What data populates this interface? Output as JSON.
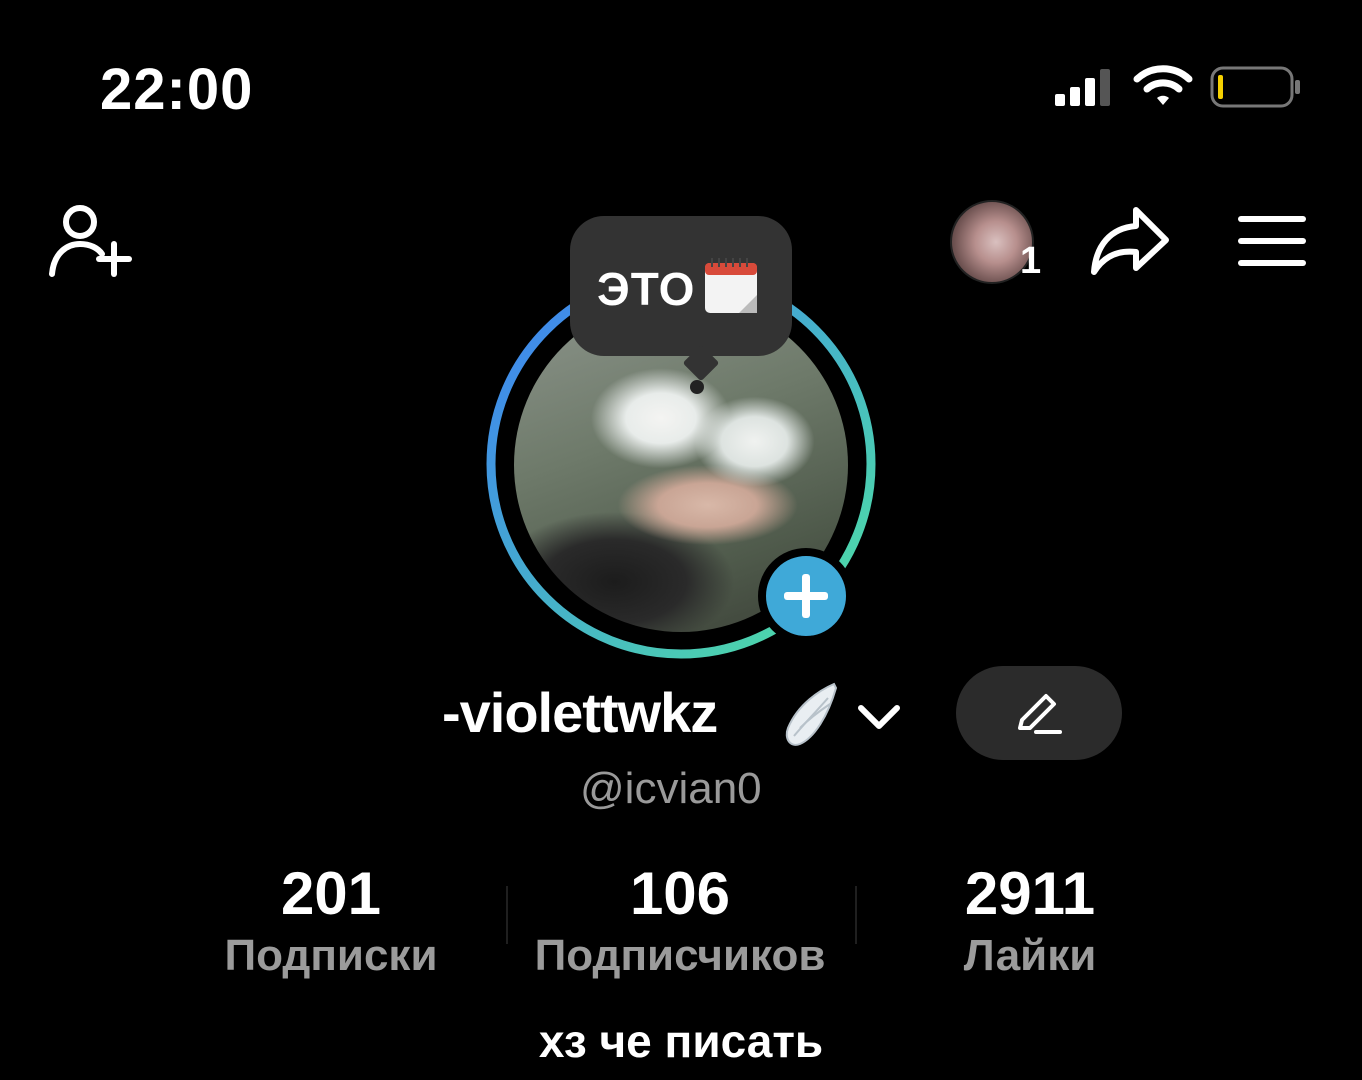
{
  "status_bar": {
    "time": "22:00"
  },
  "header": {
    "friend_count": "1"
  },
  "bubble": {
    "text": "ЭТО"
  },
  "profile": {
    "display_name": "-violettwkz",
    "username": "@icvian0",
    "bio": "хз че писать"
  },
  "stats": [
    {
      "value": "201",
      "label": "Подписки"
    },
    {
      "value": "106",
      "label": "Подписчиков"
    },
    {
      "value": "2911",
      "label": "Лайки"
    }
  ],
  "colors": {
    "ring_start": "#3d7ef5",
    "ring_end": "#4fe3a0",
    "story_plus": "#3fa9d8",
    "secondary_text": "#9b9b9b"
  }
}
────────────────
# WHAT TO PRODUCE
All preceding records should be duplicated verbatim, images excepted.

# FINISHED ANSWER
What data populates this interface? Output as JSON.
{
  "status_bar": {
    "time": "22:00"
  },
  "header": {
    "friend_count": "1"
  },
  "bubble": {
    "text": "ЭТО"
  },
  "profile": {
    "display_name": "-violettwkz",
    "username": "@icvian0",
    "bio": "хз че писать"
  },
  "stats": [
    {
      "value": "201",
      "label": "Подписки"
    },
    {
      "value": "106",
      "label": "Подписчиков"
    },
    {
      "value": "2911",
      "label": "Лайки"
    }
  ],
  "colors": {
    "ring_start": "#3d7ef5",
    "ring_end": "#4fe3a0",
    "story_plus": "#3fa9d8",
    "secondary_text": "#9b9b9b"
  }
}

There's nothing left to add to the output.